__Task directions__.
Return only the number of lines that hold "content".

__Records for this exercise__.
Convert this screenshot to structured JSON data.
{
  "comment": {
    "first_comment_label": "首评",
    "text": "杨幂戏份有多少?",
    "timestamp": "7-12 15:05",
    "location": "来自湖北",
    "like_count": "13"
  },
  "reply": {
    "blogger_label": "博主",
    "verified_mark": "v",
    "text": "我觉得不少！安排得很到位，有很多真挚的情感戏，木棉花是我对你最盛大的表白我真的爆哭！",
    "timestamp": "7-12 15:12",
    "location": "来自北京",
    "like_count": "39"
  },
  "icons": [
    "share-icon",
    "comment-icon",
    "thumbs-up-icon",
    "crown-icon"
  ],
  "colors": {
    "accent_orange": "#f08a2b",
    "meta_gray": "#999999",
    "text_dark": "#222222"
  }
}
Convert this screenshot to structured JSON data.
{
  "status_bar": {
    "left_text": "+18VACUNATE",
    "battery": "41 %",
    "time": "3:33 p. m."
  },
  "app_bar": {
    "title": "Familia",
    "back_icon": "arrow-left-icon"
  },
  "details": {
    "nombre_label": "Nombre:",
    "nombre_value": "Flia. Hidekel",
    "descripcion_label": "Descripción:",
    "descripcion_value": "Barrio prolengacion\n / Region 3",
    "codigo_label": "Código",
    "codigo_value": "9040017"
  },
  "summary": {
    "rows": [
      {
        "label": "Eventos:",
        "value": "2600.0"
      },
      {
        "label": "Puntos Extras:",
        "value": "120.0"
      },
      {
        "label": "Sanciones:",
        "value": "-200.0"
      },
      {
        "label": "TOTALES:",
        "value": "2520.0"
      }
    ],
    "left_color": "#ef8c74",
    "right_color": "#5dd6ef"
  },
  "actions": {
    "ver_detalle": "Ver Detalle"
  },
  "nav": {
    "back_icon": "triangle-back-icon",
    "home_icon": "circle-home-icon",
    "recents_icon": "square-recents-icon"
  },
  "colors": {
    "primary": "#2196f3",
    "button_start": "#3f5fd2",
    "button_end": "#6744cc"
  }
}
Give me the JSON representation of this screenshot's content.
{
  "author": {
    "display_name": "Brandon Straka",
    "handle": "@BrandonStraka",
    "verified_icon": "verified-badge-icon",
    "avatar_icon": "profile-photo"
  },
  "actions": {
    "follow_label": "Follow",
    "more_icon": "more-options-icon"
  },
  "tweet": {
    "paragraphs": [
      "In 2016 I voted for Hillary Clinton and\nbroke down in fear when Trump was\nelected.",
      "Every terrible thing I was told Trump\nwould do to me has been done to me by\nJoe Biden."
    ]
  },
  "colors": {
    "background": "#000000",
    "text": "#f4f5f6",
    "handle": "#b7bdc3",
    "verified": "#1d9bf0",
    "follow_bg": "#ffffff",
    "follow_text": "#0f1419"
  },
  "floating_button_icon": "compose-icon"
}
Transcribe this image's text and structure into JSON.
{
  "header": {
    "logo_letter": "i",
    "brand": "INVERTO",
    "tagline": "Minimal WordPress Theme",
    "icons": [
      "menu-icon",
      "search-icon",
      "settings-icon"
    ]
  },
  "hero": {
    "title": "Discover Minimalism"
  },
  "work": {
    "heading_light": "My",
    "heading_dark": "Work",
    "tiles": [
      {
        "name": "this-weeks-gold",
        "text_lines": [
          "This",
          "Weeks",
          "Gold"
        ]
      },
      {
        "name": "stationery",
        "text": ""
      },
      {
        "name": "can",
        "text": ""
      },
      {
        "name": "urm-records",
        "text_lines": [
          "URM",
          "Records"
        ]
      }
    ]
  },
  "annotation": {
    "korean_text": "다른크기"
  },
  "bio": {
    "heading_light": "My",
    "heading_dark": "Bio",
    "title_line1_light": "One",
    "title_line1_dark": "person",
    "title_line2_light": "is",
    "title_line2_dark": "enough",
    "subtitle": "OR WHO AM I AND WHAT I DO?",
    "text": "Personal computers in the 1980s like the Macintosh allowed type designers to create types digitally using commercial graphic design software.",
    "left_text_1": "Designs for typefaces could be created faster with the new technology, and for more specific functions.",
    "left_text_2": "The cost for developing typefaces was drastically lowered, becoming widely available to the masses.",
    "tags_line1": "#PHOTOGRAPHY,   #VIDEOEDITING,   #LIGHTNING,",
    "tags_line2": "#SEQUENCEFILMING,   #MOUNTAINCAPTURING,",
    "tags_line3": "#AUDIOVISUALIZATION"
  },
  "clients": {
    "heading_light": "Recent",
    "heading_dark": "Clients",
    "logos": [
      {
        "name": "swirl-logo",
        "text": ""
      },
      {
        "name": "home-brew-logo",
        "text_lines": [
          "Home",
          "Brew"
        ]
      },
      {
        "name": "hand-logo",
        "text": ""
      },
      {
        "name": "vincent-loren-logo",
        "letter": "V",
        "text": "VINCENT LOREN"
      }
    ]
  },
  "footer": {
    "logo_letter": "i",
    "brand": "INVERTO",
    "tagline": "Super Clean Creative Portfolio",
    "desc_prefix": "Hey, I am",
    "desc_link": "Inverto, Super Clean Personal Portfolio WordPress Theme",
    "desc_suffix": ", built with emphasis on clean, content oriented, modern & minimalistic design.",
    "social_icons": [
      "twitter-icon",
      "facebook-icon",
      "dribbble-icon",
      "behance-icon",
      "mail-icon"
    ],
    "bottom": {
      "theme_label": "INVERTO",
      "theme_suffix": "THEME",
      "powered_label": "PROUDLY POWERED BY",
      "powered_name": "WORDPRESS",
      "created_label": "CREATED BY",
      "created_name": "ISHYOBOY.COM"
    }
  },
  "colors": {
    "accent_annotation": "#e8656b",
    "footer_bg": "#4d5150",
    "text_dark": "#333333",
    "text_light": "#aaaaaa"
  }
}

__Answer__.
2